**Written request:**
Among the entries, which lines carry the string "name"? Copy each of them.

**Data for this exercise:**
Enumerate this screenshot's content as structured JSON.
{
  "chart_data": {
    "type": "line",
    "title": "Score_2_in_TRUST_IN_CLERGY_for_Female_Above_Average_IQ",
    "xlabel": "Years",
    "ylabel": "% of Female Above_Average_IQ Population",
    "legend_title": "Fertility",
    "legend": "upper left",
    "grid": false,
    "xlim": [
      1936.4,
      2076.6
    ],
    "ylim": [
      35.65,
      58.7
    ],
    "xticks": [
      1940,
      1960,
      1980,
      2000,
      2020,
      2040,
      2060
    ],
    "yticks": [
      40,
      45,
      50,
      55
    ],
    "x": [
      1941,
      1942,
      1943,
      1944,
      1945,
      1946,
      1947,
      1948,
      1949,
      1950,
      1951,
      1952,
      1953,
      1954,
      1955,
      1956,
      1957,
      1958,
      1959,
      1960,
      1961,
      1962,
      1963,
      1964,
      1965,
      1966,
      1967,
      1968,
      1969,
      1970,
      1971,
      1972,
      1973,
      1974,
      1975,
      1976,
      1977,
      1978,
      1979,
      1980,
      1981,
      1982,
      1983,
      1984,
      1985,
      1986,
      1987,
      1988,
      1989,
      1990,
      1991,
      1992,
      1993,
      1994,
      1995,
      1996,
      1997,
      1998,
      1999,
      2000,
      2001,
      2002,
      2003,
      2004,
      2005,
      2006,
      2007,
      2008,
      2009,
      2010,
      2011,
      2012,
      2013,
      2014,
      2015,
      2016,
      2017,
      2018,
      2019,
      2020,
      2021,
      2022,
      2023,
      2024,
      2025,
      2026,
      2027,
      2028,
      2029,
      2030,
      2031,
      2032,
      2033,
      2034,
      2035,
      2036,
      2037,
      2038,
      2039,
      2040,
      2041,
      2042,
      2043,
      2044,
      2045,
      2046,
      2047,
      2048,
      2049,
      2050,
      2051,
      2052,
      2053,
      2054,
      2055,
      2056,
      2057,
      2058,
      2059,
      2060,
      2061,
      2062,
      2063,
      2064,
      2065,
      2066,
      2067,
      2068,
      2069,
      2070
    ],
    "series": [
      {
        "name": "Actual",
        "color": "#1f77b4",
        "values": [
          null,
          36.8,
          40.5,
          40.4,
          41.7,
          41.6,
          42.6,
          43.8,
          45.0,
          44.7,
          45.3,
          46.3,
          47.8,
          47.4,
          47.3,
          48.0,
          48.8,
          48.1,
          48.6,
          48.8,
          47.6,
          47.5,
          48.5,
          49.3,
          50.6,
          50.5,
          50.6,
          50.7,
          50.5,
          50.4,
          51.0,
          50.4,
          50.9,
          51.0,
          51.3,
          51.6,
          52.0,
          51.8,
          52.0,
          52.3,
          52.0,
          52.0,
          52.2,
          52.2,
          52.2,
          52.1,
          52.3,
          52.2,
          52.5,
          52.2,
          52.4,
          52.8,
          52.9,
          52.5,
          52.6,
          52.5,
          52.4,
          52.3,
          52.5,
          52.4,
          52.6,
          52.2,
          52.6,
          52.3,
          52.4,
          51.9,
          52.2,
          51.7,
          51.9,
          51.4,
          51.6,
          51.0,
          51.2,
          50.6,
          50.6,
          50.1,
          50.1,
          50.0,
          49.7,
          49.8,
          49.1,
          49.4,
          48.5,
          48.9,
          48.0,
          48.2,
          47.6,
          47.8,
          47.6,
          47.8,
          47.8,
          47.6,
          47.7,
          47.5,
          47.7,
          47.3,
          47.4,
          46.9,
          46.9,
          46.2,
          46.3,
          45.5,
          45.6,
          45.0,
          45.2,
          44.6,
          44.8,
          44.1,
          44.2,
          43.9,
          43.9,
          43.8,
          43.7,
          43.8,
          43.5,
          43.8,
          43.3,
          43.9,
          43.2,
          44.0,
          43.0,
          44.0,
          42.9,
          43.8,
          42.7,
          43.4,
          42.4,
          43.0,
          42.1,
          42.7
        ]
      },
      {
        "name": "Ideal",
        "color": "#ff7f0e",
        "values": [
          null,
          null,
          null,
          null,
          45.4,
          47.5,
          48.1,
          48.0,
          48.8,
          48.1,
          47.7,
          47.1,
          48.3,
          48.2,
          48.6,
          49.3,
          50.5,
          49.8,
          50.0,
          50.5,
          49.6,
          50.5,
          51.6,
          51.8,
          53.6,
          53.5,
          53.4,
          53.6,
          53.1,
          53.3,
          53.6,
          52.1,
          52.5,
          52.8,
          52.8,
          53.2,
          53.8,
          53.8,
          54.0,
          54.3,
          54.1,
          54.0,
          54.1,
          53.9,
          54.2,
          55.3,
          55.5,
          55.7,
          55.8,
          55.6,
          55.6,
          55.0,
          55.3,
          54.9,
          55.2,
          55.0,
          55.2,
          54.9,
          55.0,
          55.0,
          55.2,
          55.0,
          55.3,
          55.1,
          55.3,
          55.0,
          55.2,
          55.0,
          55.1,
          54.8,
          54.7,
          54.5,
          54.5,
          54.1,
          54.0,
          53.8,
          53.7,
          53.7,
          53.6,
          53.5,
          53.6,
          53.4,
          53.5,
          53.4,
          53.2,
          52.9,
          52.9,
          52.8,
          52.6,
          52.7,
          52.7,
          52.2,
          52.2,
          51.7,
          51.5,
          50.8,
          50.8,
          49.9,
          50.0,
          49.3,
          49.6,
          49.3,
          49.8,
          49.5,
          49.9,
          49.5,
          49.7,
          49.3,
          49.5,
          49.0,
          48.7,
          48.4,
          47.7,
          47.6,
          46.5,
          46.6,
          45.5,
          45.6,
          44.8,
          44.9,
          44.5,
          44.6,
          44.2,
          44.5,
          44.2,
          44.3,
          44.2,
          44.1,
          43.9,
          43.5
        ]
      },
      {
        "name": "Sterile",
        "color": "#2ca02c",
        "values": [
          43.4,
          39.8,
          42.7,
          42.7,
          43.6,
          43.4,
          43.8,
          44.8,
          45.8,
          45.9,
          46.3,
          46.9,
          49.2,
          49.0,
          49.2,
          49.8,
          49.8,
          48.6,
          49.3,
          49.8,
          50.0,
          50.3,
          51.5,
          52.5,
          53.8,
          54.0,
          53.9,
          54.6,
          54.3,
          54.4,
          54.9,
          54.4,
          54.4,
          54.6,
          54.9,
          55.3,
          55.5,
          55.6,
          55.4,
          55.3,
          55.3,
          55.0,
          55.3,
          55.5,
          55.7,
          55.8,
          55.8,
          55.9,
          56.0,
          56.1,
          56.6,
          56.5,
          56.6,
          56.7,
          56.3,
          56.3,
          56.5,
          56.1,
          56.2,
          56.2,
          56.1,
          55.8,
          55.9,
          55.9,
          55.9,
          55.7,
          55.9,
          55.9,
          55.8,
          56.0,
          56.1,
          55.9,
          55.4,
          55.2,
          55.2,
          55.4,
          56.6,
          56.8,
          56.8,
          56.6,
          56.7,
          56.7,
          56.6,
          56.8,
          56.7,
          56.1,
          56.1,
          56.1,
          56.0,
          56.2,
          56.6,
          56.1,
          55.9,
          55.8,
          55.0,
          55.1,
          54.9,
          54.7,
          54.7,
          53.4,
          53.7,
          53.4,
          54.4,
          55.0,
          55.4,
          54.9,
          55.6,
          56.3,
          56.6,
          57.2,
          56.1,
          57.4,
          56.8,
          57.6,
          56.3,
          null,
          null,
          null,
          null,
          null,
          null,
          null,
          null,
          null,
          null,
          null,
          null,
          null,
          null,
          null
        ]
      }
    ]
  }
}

**Result below:**
        "name": "Actual",
        "name": "Ideal",
        "name": "Sterile",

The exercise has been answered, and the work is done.